OBJECTIVE:
Repeat word for word the lines from the one holding "Parse this screenshot: output" through the end, both ends included, and leave out every picture.

----- PROVIDED MATERIAL

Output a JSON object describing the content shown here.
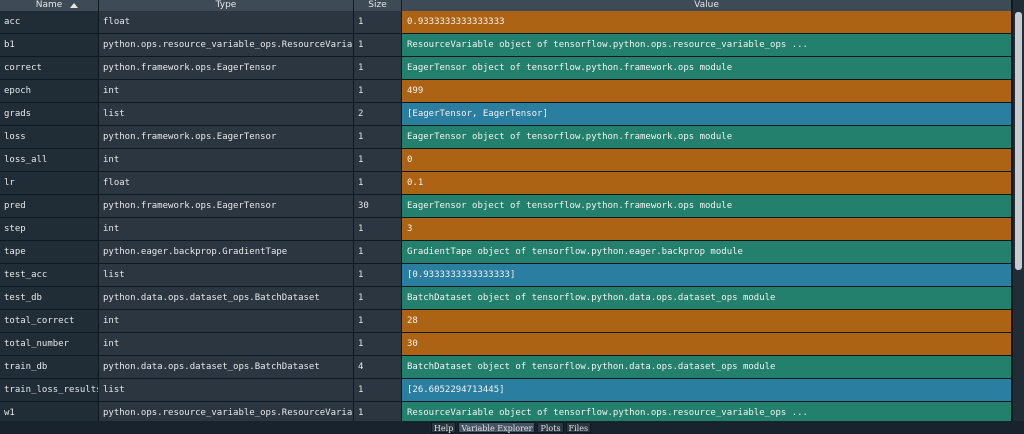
{
  "columns": {
    "name": "Name",
    "type": "Type",
    "size": "Size",
    "value": "Value"
  },
  "variables": [
    {
      "name": "acc",
      "type": "float",
      "size": "1",
      "value": "0.9333333333333333",
      "kind": "float"
    },
    {
      "name": "b1",
      "type": "python.ops.resource_variable_ops.ResourceVariable",
      "size": "1",
      "value": "ResourceVariable object of tensorflow.python.ops.resource_variable_ops ...",
      "kind": "obj"
    },
    {
      "name": "correct",
      "type": "python.framework.ops.EagerTensor",
      "size": "1",
      "value": "EagerTensor object of tensorflow.python.framework.ops module",
      "kind": "obj"
    },
    {
      "name": "epoch",
      "type": "int",
      "size": "1",
      "value": "499",
      "kind": "int"
    },
    {
      "name": "grads",
      "type": "list",
      "size": "2",
      "value": "[EagerTensor, EagerTensor]",
      "kind": "list"
    },
    {
      "name": "loss",
      "type": "python.framework.ops.EagerTensor",
      "size": "1",
      "value": "EagerTensor object of tensorflow.python.framework.ops module",
      "kind": "obj"
    },
    {
      "name": "loss_all",
      "type": "int",
      "size": "1",
      "value": "0",
      "kind": "int"
    },
    {
      "name": "lr",
      "type": "float",
      "size": "1",
      "value": "0.1",
      "kind": "float"
    },
    {
      "name": "pred",
      "type": "python.framework.ops.EagerTensor",
      "size": "30",
      "value": "EagerTensor object of tensorflow.python.framework.ops module",
      "kind": "obj"
    },
    {
      "name": "step",
      "type": "int",
      "size": "1",
      "value": "3",
      "kind": "int"
    },
    {
      "name": "tape",
      "type": "python.eager.backprop.GradientTape",
      "size": "1",
      "value": "GradientTape object of tensorflow.python.eager.backprop module",
      "kind": "obj"
    },
    {
      "name": "test_acc",
      "type": "list",
      "size": "1",
      "value": "[0.9333333333333333]",
      "kind": "list"
    },
    {
      "name": "test_db",
      "type": "python.data.ops.dataset_ops.BatchDataset",
      "size": "1",
      "value": "BatchDataset object of tensorflow.python.data.ops.dataset_ops module",
      "kind": "obj"
    },
    {
      "name": "total_correct",
      "type": "int",
      "size": "1",
      "value": "28",
      "kind": "int"
    },
    {
      "name": "total_number",
      "type": "int",
      "size": "1",
      "value": "30",
      "kind": "int"
    },
    {
      "name": "train_db",
      "type": "python.data.ops.dataset_ops.BatchDataset",
      "size": "4",
      "value": "BatchDataset object of tensorflow.python.data.ops.dataset_ops module",
      "kind": "obj"
    },
    {
      "name": "train_loss_results",
      "type": "list",
      "size": "1",
      "value": "[26.6052294713445]",
      "kind": "list"
    },
    {
      "name": "w1",
      "type": "python.ops.resource_variable_ops.ResourceVariable",
      "size": "1",
      "value": "ResourceVariable object of tensorflow.python.ops.resource_variable_ops ...",
      "kind": "obj"
    }
  ],
  "tabs": [
    "Help",
    "Variable Explorer",
    "Plots",
    "Files"
  ],
  "colors": {
    "numeric": "#ad6314",
    "object": "#23806c",
    "list": "#2a7ea0",
    "background": "#19232d"
  }
}
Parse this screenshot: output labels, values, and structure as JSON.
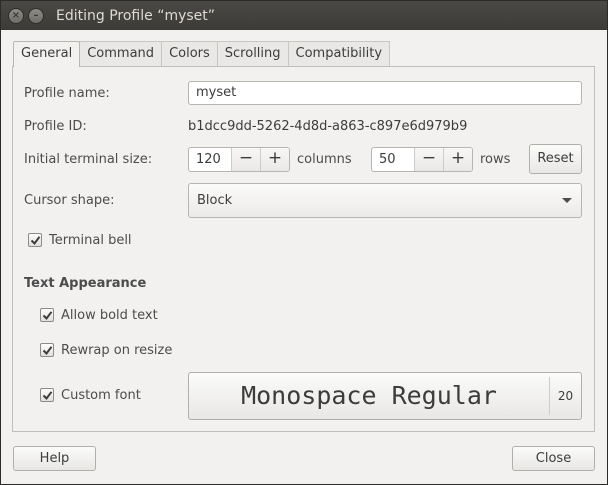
{
  "window": {
    "title": "Editing Profile “myset”"
  },
  "tabs": [
    "General",
    "Command",
    "Colors",
    "Scrolling",
    "Compatibility"
  ],
  "profile": {
    "name_label": "Profile name:",
    "name_value": "myset",
    "id_label": "Profile ID:",
    "id_value": "b1dcc9dd-5262-4d8d-a863-c897e6d979b9"
  },
  "size": {
    "label": "Initial terminal size:",
    "columns_value": "120",
    "columns_label": "columns",
    "rows_value": "50",
    "rows_label": "rows",
    "minus": "−",
    "plus": "+",
    "reset_label": "Reset"
  },
  "cursor": {
    "label": "Cursor shape:",
    "value": "Block"
  },
  "terminal_bell": {
    "label": "Terminal bell",
    "checked": true
  },
  "text_appearance": {
    "heading": "Text Appearance",
    "allow_bold": {
      "label": "Allow bold text",
      "checked": true
    },
    "rewrap": {
      "label": "Rewrap on resize",
      "checked": true
    },
    "custom_font": {
      "label": "Custom font",
      "checked": true
    },
    "font_name": "Monospace Regular",
    "font_size": "20"
  },
  "footer": {
    "help_label": "Help",
    "close_label": "Close"
  },
  "icons": {
    "close": "close-icon",
    "minimize": "minimize-icon",
    "dropdown": "chevron-down-icon",
    "check": "checkmark-icon"
  }
}
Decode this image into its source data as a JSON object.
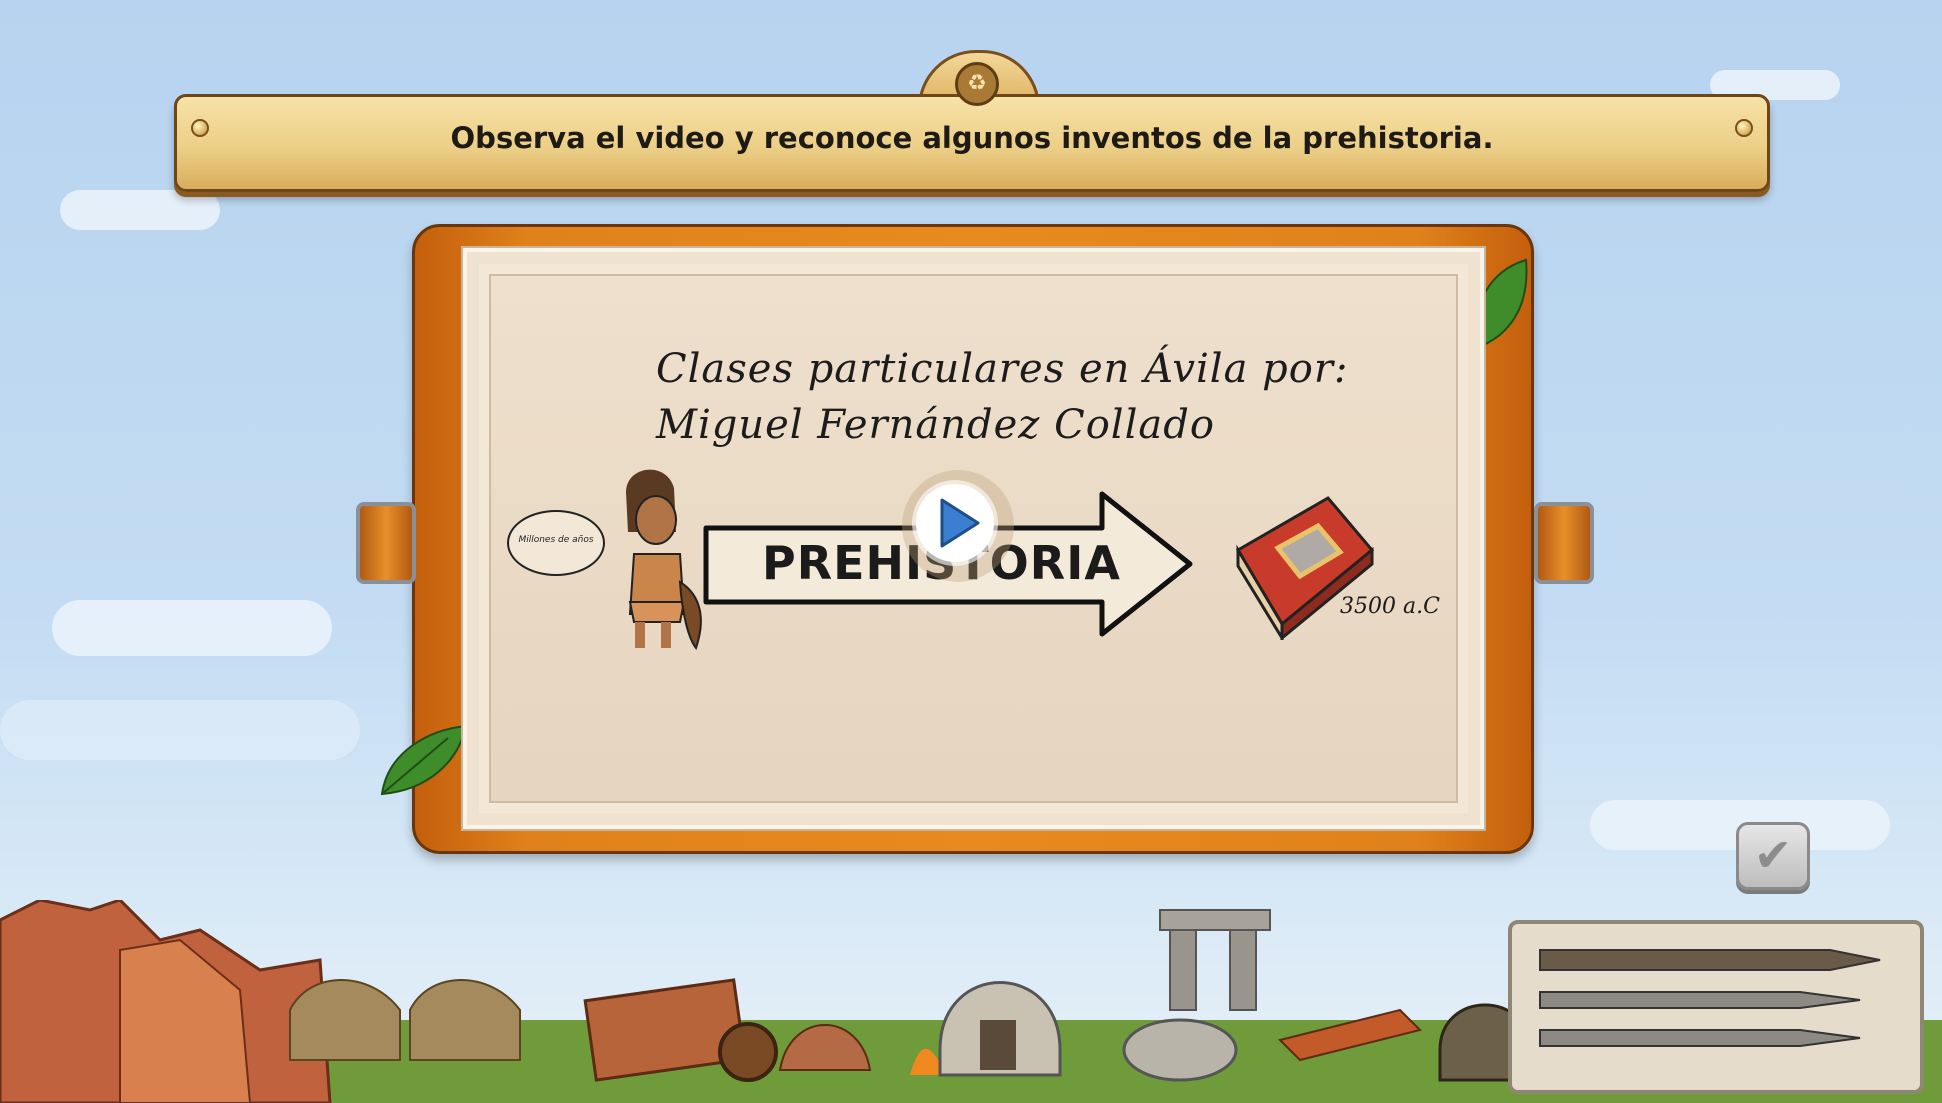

----------

CORRECT RESPONSE:
Parse this screenshot: output labels, values, and structure as JSON.
{
  "window": {
    "title": "Editing Profile “myset”"
  },
  "tabs": [
    "General",
    "Command",
    "Colors",
    "Scrolling",
    "Compatibility"
  ],
  "profile": {
    "name_label": "Profile name:",
    "name_value": "myset",
    "id_label": "Profile ID:",
    "id_value": "b1dcc9dd-5262-4d8d-a863-c897e6d979b9"
  },
  "size": {
    "label": "Initial terminal size:",
    "columns_value": "120",
    "columns_label": "columns",
    "rows_value": "50",
    "rows_label": "rows",
    "minus": "−",
    "plus": "+",
    "reset_label": "Reset"
  },
  "cursor": {
    "label": "Cursor shape:",
    "value": "Block"
  },
  "terminal_bell": {
    "label": "Terminal bell",
    "checked": true
  },
  "text_appearance": {
    "heading": "Text Appearance",
    "allow_bold": {
      "label": "Allow bold text",
      "checked": true
    },
    "rewrap": {
      "label": "Rewrap on resize",
      "checked": true
    },
    "custom_font": {
      "label": "Custom font",
      "checked": true
    },
    "font_name": "Monospace Regular",
    "font_size": "20"
  },
  "footer": {
    "help_label": "Help",
    "close_label": "Close"
  },
  "icons": {
    "close": "close-icon",
    "minimize": "minimize-icon",
    "dropdown": "chevron-down-icon",
    "check": "checkmark-icon"
  }
}
Decode this image into its source data as a JSON object.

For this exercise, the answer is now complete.